Dataset items
============================================================
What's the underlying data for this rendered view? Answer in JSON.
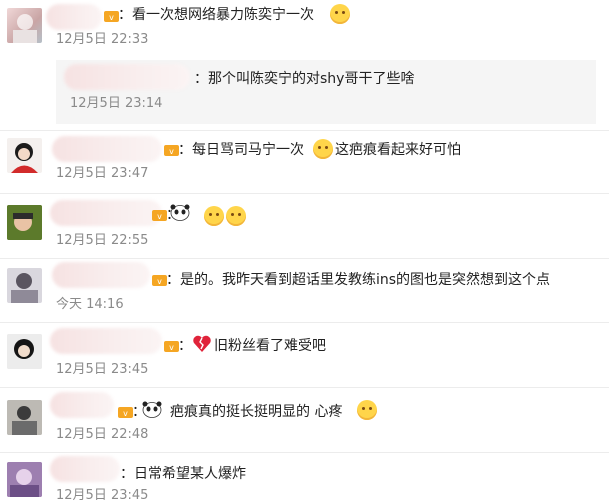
{
  "comments": [
    {
      "text": "：看一次想网络暴力陈奕宁一次",
      "time": "12月5日 22:33"
    },
    {
      "text": "：那个叫陈奕宁的对shy哥干了些啥",
      "time": "12月5日 23:14"
    },
    {
      "text": "：每日骂司马宁一次",
      "text2": "这疤痕看起来好可怕",
      "time": "12月5日 23:47"
    },
    {
      "text": "：",
      "time": "12月5日 22:55"
    },
    {
      "text": "：是的。我昨天看到超话里发教练ins的图也是突然想到这个点",
      "time": "今天 14:16"
    },
    {
      "text": "：",
      "text2": "旧粉丝看了难受吧",
      "time": "12月5日 23:45"
    },
    {
      "text": "：",
      "text2": "疤痕真的挺长挺明显的 心疼",
      "time": "12月5日 22:48"
    },
    {
      "text": "：日常希望某人爆炸",
      "time": "12月5日 23:45"
    }
  ],
  "colors": {
    "vip_badge": "#f5a623",
    "divider": "#ececec",
    "reply_bg": "#f5f5f5"
  },
  "icons": [
    "vip-badge-icon",
    "smile-emoji-icon",
    "panda-emoji-icon",
    "broken-heart-emoji-icon"
  ]
}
============================================================
--- REQUIRED WORK ---
Transcribe all the lines above exactly, apart from the pictures.

--- OUTPUT FOR THIS EXERCISE ---
What's the underlying data for this rendered view? Answer in JSON.
{
  "comments": [
    {
      "text": "：看一次想网络暴力陈奕宁一次",
      "time": "12月5日 22:33"
    },
    {
      "text": "：那个叫陈奕宁的对shy哥干了些啥",
      "time": "12月5日 23:14"
    },
    {
      "text": "：每日骂司马宁一次",
      "text2": "这疤痕看起来好可怕",
      "time": "12月5日 23:47"
    },
    {
      "text": "：",
      "time": "12月5日 22:55"
    },
    {
      "text": "：是的。我昨天看到超话里发教练ins的图也是突然想到这个点",
      "time": "今天 14:16"
    },
    {
      "text": "：",
      "text2": "旧粉丝看了难受吧",
      "time": "12月5日 23:45"
    },
    {
      "text": "：",
      "text2": "疤痕真的挺长挺明显的 心疼",
      "time": "12月5日 22:48"
    },
    {
      "text": "：日常希望某人爆炸",
      "time": "12月5日 23:45"
    }
  ],
  "colors": {
    "vip_badge": "#f5a623",
    "divider": "#ececec",
    "reply_bg": "#f5f5f5"
  },
  "icons": [
    "vip-badge-icon",
    "smile-emoji-icon",
    "panda-emoji-icon",
    "broken-heart-emoji-icon"
  ]
}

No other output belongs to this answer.